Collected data

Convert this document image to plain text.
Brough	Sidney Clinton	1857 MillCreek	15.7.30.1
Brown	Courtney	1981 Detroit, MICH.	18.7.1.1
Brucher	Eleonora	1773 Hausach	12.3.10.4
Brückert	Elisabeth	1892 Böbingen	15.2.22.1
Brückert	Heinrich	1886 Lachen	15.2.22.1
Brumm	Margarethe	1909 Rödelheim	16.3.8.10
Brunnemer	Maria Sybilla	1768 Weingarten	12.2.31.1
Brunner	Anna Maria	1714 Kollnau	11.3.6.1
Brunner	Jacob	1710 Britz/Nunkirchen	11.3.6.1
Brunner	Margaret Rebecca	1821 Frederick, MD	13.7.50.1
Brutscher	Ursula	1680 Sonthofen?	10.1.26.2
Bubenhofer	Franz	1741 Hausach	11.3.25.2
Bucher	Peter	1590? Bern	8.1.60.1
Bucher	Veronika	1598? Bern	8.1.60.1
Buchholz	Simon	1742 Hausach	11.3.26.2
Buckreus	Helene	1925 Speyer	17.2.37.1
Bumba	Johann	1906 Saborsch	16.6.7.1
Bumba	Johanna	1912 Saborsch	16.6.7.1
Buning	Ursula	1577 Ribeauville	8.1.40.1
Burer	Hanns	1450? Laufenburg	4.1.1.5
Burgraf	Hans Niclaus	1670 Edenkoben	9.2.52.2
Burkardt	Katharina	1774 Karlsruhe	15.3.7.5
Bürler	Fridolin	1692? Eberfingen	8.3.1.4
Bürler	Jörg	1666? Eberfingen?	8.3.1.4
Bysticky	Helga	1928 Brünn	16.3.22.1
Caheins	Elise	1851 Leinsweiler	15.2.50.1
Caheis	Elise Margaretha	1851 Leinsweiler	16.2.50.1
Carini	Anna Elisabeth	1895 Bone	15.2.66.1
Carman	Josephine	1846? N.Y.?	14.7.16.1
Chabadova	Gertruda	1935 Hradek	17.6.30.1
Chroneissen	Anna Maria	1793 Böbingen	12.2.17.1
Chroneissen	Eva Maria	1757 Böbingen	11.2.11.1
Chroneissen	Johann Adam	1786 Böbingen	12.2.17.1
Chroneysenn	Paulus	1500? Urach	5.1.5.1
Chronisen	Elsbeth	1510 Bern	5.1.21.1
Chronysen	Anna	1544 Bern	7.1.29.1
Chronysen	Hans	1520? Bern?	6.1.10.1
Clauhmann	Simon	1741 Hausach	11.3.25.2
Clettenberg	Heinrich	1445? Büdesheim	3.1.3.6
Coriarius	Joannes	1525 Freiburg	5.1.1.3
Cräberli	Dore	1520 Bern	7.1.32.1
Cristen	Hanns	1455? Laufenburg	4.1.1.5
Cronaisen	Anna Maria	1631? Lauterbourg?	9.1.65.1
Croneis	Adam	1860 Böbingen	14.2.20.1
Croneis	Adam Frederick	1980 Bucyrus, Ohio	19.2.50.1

§ **BRIEF**:
Where a line holds "Elise", copy that line.

§ **COMPLETED EXERCISE**:
Caheins	Elise	1851 Leinsweiler	15.2.50.1
Caheis	Elise Margaretha	1851 Leinsweiler	16.2.50.1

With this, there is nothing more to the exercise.